Among the lines below, list those containing the string "time".
## BEGIN
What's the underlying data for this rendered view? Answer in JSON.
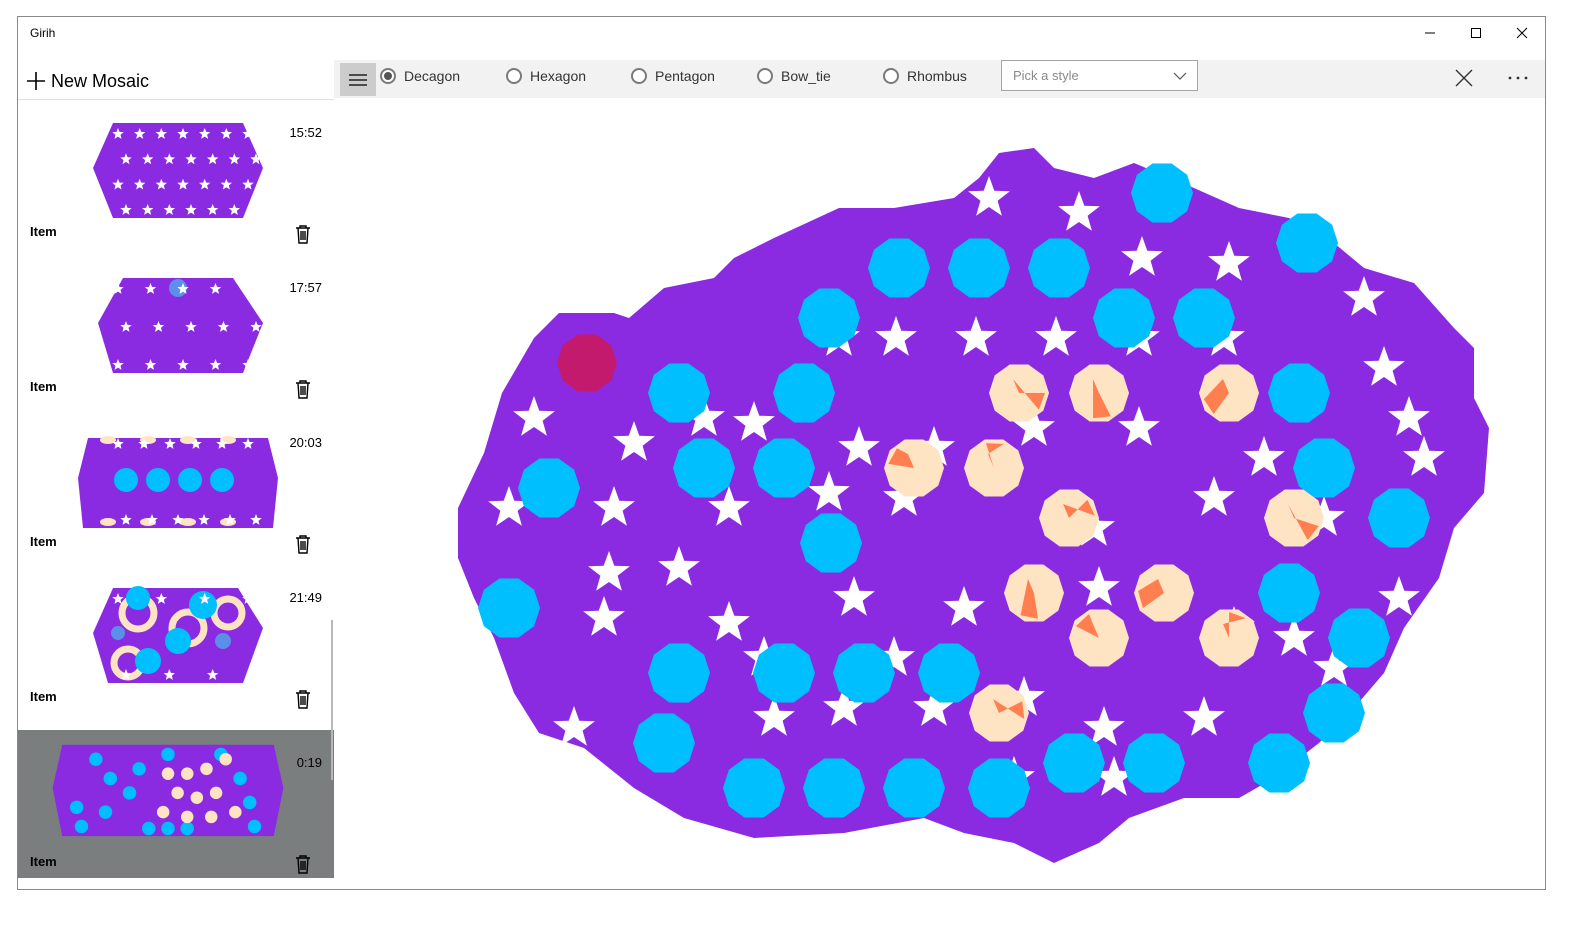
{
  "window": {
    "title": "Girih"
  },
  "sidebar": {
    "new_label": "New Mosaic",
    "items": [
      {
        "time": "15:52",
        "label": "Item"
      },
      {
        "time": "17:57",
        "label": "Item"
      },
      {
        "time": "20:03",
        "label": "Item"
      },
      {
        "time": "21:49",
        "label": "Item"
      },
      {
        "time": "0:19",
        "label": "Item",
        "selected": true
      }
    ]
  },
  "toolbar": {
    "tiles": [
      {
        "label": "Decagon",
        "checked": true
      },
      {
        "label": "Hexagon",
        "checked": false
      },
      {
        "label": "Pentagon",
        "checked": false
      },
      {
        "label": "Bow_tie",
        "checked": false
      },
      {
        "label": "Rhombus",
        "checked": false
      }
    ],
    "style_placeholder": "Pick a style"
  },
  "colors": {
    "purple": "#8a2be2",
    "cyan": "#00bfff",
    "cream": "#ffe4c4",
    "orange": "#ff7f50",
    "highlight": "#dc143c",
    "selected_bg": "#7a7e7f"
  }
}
## END
## BEGIN
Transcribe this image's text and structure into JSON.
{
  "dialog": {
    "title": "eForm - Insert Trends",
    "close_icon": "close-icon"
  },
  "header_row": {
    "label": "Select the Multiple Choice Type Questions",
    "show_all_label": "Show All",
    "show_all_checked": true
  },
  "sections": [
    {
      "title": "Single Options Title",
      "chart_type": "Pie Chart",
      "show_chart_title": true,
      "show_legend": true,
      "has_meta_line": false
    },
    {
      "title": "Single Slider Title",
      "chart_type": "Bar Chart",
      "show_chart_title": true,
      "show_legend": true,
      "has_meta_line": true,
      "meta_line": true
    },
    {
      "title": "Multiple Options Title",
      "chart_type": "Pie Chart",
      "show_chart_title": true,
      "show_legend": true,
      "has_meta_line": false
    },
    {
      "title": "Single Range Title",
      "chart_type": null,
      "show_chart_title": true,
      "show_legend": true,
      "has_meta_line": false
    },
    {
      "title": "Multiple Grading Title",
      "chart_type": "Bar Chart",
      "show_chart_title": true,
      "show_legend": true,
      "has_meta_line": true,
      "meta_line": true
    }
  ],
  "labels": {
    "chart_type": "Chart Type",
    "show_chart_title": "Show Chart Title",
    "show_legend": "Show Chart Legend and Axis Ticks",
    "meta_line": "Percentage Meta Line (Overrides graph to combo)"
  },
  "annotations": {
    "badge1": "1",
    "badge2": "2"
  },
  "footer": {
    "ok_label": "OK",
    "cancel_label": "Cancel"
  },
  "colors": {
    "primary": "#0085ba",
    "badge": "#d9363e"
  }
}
## END
▶ _PROBLEM SOLUTION_
        "time": "15:52",
        "time": "17:57",
        "time": "20:03",
        "time": "21:49",
        "time": "0:19",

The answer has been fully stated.